# WHAT THE EXERCISE ASKS
Calculate how many lines in the following records hold the word "např", and report that number without comment.

---------- PROVIDED INFORMATION

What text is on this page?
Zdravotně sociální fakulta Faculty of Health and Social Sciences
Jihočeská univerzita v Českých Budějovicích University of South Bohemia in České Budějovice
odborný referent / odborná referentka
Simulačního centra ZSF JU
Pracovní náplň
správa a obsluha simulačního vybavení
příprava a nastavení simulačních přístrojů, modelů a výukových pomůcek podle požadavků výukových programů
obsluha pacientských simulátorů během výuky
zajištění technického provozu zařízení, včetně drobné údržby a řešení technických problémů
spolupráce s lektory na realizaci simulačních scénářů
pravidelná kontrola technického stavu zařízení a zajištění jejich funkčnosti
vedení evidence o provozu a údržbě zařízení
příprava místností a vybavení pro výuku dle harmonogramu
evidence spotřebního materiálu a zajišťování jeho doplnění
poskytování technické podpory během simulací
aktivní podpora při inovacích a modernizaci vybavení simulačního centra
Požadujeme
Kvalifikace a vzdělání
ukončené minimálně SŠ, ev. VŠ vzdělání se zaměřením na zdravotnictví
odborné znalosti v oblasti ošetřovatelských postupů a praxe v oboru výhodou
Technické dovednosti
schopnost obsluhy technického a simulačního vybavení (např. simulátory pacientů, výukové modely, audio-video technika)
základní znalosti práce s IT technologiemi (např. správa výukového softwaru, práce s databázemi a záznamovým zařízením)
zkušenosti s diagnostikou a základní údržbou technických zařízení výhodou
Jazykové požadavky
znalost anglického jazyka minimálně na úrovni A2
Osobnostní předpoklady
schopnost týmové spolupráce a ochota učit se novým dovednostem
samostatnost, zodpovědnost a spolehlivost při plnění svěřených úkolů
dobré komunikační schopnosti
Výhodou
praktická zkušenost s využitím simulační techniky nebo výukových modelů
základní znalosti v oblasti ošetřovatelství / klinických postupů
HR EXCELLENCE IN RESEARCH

--------------------

# OUTPUT BELOW
2